Task description: Isolate every line in the data with the string "Integrated" and copy it.

Raw data:
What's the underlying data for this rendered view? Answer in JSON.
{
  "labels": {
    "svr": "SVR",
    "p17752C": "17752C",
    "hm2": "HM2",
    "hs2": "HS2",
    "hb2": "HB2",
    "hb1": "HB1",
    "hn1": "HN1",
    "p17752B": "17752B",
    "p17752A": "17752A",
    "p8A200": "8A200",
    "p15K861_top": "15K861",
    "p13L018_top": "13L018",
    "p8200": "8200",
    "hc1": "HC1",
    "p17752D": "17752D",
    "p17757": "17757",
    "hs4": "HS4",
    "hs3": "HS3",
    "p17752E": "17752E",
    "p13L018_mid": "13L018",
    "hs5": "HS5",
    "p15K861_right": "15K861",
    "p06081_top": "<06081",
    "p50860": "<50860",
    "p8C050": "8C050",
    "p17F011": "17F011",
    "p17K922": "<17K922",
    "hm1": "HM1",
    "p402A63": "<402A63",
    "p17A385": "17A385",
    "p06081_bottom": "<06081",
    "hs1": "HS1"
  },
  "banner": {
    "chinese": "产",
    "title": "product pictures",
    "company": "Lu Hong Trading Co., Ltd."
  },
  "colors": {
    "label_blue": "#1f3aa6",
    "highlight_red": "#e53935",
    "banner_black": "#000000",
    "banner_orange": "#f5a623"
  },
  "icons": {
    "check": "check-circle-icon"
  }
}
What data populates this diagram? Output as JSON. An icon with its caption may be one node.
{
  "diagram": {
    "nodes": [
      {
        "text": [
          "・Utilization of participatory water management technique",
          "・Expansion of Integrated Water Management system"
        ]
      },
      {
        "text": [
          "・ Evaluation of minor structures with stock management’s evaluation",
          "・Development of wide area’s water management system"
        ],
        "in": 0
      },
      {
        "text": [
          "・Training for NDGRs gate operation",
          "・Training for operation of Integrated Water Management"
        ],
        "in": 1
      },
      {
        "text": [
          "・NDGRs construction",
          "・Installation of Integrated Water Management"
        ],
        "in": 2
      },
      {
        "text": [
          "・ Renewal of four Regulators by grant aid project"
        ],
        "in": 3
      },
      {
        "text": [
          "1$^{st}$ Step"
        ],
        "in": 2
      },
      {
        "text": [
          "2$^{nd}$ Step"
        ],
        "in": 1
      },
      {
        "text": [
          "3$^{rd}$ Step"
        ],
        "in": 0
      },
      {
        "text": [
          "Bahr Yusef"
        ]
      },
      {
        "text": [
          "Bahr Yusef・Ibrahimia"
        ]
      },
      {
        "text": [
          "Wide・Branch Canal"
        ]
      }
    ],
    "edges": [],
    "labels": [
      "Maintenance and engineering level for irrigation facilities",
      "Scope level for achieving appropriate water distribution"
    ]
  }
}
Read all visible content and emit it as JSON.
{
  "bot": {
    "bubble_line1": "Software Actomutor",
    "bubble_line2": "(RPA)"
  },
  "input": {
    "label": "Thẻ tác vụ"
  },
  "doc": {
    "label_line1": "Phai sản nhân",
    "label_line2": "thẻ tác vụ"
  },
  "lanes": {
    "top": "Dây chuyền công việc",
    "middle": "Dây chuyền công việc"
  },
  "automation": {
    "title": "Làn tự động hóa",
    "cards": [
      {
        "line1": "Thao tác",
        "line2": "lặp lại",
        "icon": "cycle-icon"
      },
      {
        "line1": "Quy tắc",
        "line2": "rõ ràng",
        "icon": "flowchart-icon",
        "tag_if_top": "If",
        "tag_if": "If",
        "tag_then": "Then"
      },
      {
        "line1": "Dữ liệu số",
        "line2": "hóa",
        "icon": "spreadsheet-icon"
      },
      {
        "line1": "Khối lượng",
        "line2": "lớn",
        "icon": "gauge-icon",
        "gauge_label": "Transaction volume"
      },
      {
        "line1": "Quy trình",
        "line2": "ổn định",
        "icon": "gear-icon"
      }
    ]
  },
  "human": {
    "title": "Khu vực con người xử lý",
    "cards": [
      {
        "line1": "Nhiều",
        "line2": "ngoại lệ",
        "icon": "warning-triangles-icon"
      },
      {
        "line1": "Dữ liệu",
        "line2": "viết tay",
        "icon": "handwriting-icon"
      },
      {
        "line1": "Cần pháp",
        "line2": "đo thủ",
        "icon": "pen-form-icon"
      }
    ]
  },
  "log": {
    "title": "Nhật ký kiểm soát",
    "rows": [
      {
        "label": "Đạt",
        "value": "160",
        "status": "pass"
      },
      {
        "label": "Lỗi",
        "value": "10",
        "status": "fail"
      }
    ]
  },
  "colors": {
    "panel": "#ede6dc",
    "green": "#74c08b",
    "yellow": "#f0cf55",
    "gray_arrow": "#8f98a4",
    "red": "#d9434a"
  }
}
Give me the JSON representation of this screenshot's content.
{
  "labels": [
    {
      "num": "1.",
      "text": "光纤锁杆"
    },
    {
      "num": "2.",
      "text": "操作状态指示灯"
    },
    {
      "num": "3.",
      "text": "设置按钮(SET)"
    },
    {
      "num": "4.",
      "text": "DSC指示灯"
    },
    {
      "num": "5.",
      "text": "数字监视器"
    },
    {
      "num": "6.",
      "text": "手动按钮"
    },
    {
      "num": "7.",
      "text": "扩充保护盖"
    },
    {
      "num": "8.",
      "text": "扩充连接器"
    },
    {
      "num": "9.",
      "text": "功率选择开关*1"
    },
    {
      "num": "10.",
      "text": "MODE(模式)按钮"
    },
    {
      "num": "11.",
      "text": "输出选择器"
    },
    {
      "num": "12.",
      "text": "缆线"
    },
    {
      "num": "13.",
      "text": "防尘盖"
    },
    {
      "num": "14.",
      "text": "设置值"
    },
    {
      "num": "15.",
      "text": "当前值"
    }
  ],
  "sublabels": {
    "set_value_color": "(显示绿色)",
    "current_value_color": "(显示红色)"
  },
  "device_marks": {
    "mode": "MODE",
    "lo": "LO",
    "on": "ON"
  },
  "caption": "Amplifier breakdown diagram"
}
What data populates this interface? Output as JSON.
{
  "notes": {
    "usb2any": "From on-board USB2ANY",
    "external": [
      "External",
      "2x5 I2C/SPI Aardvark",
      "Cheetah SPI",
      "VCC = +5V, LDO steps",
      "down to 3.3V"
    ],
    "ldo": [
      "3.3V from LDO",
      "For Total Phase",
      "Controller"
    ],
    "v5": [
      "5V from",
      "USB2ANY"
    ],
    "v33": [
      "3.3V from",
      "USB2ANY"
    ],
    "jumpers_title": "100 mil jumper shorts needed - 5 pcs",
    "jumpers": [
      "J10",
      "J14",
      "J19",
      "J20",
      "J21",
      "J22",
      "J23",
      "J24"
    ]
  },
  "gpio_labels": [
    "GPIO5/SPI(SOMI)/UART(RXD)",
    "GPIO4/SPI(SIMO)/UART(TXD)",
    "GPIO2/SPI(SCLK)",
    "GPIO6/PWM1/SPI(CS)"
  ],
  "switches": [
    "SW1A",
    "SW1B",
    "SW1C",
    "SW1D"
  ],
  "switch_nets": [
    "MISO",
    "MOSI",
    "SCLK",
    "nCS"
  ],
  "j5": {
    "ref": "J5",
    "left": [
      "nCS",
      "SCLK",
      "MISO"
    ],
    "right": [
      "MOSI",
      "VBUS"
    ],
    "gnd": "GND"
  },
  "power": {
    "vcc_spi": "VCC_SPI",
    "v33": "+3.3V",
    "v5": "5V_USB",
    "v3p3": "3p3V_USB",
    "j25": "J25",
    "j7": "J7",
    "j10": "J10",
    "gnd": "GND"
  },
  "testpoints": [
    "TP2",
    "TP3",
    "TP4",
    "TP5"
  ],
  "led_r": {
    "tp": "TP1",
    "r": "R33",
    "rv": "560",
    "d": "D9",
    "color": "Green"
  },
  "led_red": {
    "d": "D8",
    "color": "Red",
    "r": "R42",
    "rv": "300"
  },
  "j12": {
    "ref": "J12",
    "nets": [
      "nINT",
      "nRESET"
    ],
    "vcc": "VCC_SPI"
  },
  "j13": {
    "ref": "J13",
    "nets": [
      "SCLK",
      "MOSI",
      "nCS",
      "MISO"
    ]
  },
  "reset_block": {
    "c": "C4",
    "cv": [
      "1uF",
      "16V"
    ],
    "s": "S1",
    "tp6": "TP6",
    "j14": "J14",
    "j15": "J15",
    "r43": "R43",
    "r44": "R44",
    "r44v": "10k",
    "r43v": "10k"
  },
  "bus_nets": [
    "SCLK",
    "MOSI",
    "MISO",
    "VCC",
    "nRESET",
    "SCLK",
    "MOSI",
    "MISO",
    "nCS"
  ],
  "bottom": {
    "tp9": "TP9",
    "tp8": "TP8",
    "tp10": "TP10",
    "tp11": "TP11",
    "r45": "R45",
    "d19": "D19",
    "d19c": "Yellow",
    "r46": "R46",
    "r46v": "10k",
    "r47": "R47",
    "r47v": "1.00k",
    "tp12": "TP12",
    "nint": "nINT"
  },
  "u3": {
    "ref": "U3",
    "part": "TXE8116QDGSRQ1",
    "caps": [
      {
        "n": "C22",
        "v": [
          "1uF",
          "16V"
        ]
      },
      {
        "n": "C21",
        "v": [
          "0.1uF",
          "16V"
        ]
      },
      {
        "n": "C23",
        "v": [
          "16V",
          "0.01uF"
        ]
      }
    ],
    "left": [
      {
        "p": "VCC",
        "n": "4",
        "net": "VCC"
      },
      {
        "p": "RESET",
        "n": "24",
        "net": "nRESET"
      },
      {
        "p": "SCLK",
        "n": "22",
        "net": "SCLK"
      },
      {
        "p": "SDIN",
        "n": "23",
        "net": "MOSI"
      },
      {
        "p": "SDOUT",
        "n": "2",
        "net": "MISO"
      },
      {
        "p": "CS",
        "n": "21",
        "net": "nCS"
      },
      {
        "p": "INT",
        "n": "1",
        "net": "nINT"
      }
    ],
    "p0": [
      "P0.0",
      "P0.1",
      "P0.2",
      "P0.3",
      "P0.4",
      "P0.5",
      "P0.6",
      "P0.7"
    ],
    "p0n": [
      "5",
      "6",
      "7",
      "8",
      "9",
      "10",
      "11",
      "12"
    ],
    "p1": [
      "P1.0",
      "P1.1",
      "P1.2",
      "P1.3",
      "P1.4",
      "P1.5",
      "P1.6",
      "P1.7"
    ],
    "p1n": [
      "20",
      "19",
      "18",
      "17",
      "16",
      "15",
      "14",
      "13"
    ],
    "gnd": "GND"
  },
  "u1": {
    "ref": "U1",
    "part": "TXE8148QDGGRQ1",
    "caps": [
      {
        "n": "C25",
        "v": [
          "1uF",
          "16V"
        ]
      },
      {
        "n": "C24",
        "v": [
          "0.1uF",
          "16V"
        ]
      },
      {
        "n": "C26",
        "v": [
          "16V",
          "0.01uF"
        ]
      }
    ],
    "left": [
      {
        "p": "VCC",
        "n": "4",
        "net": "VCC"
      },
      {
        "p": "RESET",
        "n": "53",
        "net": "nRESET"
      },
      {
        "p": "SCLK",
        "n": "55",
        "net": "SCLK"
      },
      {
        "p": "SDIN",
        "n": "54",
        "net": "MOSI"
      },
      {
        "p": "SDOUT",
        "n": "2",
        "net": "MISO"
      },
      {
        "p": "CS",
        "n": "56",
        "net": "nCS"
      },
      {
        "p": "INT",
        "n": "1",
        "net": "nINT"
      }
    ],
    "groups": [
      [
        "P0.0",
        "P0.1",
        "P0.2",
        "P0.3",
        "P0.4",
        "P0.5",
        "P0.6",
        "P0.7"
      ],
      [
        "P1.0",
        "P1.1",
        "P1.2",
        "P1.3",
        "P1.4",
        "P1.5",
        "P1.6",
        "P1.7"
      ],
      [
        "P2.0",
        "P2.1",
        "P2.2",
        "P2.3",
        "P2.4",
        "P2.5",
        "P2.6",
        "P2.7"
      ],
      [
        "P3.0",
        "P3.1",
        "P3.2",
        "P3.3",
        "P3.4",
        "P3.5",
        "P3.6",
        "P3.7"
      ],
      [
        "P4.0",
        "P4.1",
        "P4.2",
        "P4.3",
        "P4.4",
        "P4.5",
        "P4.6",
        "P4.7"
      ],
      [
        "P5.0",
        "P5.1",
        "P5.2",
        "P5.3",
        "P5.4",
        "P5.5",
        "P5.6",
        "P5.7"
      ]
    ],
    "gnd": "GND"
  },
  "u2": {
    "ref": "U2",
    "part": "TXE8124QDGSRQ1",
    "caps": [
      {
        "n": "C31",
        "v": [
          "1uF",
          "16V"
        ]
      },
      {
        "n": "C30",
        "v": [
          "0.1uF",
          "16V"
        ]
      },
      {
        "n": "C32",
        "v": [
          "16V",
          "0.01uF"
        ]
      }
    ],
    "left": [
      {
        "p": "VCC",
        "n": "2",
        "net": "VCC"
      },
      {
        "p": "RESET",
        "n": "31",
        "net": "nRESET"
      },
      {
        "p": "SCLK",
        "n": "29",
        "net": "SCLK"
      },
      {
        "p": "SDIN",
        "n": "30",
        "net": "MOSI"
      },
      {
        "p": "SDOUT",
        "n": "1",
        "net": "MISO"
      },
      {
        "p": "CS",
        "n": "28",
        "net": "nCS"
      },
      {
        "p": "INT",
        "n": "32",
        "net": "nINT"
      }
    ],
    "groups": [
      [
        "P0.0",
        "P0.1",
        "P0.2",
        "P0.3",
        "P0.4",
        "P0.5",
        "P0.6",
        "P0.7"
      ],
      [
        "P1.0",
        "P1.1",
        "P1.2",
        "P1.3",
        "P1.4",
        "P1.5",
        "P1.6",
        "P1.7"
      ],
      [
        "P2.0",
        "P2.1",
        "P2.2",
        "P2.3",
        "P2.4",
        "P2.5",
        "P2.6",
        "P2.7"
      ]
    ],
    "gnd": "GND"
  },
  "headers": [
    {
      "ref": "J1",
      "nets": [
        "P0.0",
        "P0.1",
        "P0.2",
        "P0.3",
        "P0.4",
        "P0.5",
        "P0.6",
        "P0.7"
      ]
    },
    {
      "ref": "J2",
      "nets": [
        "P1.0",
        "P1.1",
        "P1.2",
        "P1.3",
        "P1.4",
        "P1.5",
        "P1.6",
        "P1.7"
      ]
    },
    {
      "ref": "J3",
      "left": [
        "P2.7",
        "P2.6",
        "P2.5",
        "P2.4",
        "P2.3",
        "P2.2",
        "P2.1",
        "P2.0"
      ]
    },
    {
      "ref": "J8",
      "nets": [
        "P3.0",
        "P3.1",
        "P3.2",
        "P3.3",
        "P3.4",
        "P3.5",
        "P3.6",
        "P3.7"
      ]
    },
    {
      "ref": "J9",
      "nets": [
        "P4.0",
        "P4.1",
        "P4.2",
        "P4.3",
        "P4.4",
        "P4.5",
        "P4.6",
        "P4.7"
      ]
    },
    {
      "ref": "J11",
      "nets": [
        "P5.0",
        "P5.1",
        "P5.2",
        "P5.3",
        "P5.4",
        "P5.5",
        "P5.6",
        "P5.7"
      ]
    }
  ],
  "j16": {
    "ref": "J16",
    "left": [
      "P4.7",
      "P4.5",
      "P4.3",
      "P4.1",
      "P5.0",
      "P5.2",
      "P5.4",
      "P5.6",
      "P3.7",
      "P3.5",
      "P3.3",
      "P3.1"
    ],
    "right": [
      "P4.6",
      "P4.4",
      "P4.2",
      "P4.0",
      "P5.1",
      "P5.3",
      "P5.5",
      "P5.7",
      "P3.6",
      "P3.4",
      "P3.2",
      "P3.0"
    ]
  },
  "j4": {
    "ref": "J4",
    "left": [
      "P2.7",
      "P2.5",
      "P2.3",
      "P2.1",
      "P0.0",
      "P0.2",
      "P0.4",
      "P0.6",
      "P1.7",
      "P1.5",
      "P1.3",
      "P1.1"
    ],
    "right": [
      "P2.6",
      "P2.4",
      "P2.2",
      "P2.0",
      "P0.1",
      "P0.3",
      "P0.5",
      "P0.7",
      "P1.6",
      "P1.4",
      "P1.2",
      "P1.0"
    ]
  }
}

Exercise result:
          "・Expansion of Integrated Water Management system"
          "・Training for operation of Integrated Water Management"
          "・Installation of Integrated Water Management"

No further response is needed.